Stored data entries:
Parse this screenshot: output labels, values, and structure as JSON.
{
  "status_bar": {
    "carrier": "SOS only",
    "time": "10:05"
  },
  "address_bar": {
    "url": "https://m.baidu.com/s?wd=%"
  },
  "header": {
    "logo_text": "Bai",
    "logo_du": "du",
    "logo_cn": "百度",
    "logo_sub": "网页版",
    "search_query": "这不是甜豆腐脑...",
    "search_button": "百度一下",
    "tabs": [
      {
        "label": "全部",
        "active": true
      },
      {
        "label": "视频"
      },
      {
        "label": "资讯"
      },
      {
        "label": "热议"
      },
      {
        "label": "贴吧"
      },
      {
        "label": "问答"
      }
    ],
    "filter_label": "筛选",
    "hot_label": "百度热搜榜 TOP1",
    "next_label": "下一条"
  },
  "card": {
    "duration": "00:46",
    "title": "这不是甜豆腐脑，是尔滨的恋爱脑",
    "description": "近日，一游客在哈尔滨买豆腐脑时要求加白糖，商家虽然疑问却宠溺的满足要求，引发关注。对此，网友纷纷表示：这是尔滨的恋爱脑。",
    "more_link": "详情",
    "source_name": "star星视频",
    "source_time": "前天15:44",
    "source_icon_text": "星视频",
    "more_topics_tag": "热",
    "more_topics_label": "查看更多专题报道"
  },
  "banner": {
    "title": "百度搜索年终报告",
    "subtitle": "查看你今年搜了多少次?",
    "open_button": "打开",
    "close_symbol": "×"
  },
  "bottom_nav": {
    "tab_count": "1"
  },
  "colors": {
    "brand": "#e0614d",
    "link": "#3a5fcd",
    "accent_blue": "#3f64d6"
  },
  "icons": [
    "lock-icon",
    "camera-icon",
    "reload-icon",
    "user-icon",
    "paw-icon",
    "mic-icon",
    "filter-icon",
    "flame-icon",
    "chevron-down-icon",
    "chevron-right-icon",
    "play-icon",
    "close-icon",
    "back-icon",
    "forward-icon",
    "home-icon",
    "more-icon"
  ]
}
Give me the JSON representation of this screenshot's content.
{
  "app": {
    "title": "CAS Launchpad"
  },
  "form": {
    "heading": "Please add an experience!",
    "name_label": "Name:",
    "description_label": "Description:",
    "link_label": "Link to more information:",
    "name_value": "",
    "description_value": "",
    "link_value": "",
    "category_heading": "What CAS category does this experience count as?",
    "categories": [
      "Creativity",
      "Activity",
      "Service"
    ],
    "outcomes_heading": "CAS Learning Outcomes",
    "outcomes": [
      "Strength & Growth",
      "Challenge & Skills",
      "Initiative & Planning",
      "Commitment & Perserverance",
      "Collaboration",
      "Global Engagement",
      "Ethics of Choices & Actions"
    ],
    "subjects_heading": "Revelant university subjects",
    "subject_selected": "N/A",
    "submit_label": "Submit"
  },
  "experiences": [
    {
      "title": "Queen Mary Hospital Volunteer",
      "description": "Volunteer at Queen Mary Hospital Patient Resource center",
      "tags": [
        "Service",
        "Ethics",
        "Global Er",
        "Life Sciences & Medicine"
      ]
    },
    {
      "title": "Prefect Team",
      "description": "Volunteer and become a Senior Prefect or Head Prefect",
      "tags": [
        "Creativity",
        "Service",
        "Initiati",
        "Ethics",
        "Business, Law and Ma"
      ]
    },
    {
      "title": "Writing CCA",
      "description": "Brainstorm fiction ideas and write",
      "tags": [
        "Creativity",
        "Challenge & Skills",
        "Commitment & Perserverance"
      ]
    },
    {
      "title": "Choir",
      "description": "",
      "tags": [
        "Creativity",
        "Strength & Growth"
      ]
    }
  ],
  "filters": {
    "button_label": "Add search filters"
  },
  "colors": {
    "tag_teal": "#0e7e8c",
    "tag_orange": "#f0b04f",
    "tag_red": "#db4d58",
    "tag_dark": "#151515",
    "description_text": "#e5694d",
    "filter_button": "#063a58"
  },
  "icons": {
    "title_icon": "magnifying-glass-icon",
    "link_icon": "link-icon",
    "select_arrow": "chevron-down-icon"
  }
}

WRITTEN TASK: Write out the material from the first line to the last, exactly.

SOLVED EXERCISE:
Parse this screenshot: output labels, values, and structure as JSON.
{
  "status_bar": {
    "carrier": "SOS only",
    "time": "10:05"
  },
  "address_bar": {
    "url": "https://m.baidu.com/s?wd=%"
  },
  "header": {
    "logo_text": "Bai",
    "logo_du": "du",
    "logo_cn": "百度",
    "logo_sub": "网页版",
    "search_query": "这不是甜豆腐脑...",
    "search_button": "百度一下",
    "tabs": [
      {
        "label": "全部",
        "active": true
      },
      {
        "label": "视频"
      },
      {
        "label": "资讯"
      },
      {
        "label": "热议"
      },
      {
        "label": "贴吧"
      },
      {
        "label": "问答"
      }
    ],
    "filter_label": "筛选",
    "hot_label": "百度热搜榜 TOP1",
    "next_label": "下一条"
  },
  "card": {
    "duration": "00:46",
    "title": "这不是甜豆腐脑，是尔滨的恋爱脑",
    "description": "近日，一游客在哈尔滨买豆腐脑时要求加白糖，商家虽然疑问却宠溺的满足要求，引发关注。对此，网友纷纷表示：这是尔滨的恋爱脑。",
    "more_link": "详情",
    "source_name": "star星视频",
    "source_time": "前天15:44",
    "source_icon_text": "星视频",
    "more_topics_tag": "热",
    "more_topics_label": "查看更多专题报道"
  },
  "banner": {
    "title": "百度搜索年终报告",
    "subtitle": "查看你今年搜了多少次?",
    "open_button": "打开",
    "close_symbol": "×"
  },
  "bottom_nav": {
    "tab_count": "1"
  },
  "colors": {
    "brand": "#e0614d",
    "link": "#3a5fcd",
    "accent_blue": "#3f64d6"
  },
  "icons": [
    "lock-icon",
    "camera-icon",
    "reload-icon",
    "user-icon",
    "paw-icon",
    "mic-icon",
    "filter-icon",
    "flame-icon",
    "chevron-down-icon",
    "chevron-right-icon",
    "play-icon",
    "close-icon",
    "back-icon",
    "forward-icon",
    "home-icon",
    "more-icon"
  ]
}
Give me the JSON representation of this screenshot's content.
{
  "app": {
    "title": "CAS Launchpad"
  },
  "form": {
    "heading": "Please add an experience!",
    "name_label": "Name:",
    "description_label": "Description:",
    "link_label": "Link to more information:",
    "name_value": "",
    "description_value": "",
    "link_value": "",
    "category_heading": "What CAS category does this experience count as?",
    "categories": [
      "Creativity",
      "Activity",
      "Service"
    ],
    "outcomes_heading": "CAS Learning Outcomes",
    "outcomes": [
      "Strength & Growth",
      "Challenge & Skills",
      "Initiative & Planning",
      "Commitment & Perserverance",
      "Collaboration",
      "Global Engagement",
      "Ethics of Choices & Actions"
    ],
    "subjects_heading": "Revelant university subjects",
    "subject_selected": "N/A",
    "submit_label": "Submit"
  },
  "experiences": [
    {
      "title": "Queen Mary Hospital Volunteer",
      "description": "Volunteer at Queen Mary Hospital Patient Resource center",
      "tags": [
        "Service",
        "Ethics",
        "Global Er",
        "Life Sciences & Medicine"
      ]
    },
    {
      "title": "Prefect Team",
      "description": "Volunteer and become a Senior Prefect or Head Prefect",
      "tags": [
        "Creativity",
        "Service",
        "Initiati",
        "Ethics",
        "Business, Law and Ma"
      ]
    },
    {
      "title": "Writing CCA",
      "description": "Brainstorm fiction ideas and write",
      "tags": [
        "Creativity",
        "Challenge & Skills",
        "Commitment & Perserverance"
      ]
    },
    {
      "title": "Choir",
      "description": "",
      "tags": [
        "Creativity",
        "Strength & Growth"
      ]
    }
  ],
  "filters": {
    "button_label": "Add search filters"
  },
  "colors": {
    "tag_teal": "#0e7e8c",
    "tag_orange": "#f0b04f",
    "tag_red": "#db4d58",
    "tag_dark": "#151515",
    "description_text": "#e5694d",
    "filter_button": "#063a58"
  },
  "icons": {
    "title_icon": "magnifying-glass-icon",
    "link_icon": "link-icon",
    "select_arrow": "chevron-down-icon"
  }
}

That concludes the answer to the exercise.